Athens Mayor Giorgos Kaminis, speaks with The Atlantic's James Bennet at the CityLab 2015 summit in London. Melanie Leigh Wilbur

The mayors of Athens and Bristol discuss the mass-scale influx of refugees during The Atlantic’s CityLab 2015 summit.

Refugees are not just a problem to be tackled, they’re also an opportunity. That’s the optimistic take on Europe’s current refugee crisis from Athens Mayor Giorgos Kaminis, governing the capital of a country that’s currently seeing 7,000 new refugees and migrants arrive every week. Discussing Athens’ response to the crisis during an interview at The Atlantic’s CityLab 2015 summit in London Monday, Kaminis suggested that migrants had partly helped sustain Athens during crisis.

“We had migration flows in the last years, and many migrants helped our social security system remain functional,” said Kaminis. “Many young people coming and participating in the system helped us to maintain it—young people with skills. We are old societies in Europe and we have to face that.”

Kaminis admitted that he might be addicted to the constant adrenaline needed to steer his city through ongoing crisis, but stressed the importance of keeping Athens innovating and truly connected to a global network of cities. His refugee-friendly attitude was echoed by George Ferguson, the mayor of the British city of Bristol, who joined him during the interview. “The definition of a good city is a generous city,” insisted Ferguson, underlining how a global perspective had been benefiting his city for centuries.

“Some people say Bristol is full. Some people say Athens is full, but we can show the way. We have made our wealth in Bristol by trading with the world, we have to play our part,” said Ferguson. “I’m not saying we must play a part out of kilter with everyone else... but these will be solved in the cities. They’re not solved by nations, they’re solved by communities.”

■ **Exercise requirements**
Quote the passage of the Athens and Bristol mayors text starting at "Athens Mayor Giorgos Kaminis, speaks" and ending at "Athens during crisis.", word for word.

■ **Records provided**
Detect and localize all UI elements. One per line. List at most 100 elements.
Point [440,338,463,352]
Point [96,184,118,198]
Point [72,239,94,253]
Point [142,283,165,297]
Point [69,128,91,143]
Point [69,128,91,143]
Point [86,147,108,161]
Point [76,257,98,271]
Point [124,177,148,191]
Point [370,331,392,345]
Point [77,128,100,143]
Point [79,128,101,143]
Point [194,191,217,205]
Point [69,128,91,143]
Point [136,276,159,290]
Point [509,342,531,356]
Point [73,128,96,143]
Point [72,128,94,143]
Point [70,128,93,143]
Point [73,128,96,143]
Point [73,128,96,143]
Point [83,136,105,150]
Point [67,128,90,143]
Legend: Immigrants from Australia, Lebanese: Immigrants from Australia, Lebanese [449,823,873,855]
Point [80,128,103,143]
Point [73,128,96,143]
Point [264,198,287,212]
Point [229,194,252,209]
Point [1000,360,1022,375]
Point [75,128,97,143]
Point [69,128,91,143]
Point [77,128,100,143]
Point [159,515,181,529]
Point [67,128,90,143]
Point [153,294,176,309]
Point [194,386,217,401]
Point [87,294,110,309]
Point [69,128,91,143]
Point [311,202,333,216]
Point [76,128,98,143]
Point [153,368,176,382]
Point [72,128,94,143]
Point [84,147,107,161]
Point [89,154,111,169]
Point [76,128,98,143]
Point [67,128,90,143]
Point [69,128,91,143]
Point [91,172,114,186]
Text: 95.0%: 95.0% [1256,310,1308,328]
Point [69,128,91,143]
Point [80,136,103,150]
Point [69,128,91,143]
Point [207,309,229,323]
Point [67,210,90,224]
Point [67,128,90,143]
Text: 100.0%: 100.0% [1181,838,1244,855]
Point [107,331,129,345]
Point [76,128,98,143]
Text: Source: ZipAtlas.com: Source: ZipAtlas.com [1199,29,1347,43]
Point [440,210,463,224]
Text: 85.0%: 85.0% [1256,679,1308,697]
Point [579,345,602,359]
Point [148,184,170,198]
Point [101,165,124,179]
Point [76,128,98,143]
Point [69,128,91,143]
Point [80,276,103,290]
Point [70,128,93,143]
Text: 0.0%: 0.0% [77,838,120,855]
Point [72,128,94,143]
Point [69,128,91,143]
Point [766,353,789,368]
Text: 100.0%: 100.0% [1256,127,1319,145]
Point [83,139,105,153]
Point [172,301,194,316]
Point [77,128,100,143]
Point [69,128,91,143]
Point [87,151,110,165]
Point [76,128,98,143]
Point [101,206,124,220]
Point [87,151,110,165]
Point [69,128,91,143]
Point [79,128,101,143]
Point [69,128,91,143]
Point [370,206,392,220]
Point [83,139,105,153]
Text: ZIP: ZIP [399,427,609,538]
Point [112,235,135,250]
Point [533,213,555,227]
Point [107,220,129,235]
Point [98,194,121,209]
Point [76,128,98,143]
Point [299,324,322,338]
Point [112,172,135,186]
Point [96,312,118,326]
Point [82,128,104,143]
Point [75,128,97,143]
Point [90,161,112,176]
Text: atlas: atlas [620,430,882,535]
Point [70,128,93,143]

■ **Task response**
Athens Mayor Giorgos Kaminis, speaks with The Atlantic's James Bennet at the CityLab 2015 summit in London. Melanie Leigh Wilbur

The mayors of Athens and Bristol discuss the mass-scale influx of refugees during The Atlantic’s CityLab 2015 summit.

Refugees are not just a problem to be tackled, they’re also an opportunity. That’s the optimistic take on Europe’s current refugee crisis from Athens Mayor Giorgos Kaminis, governing the capital of a country that’s currently seeing 7,000 new refugees and migrants arrive every week. Discussing Athens’ response to the crisis during an interview at The Atlantic’s CityLab 2015 summit in London Monday, Kaminis suggested that migrants had partly helped sustain Athens during crisis.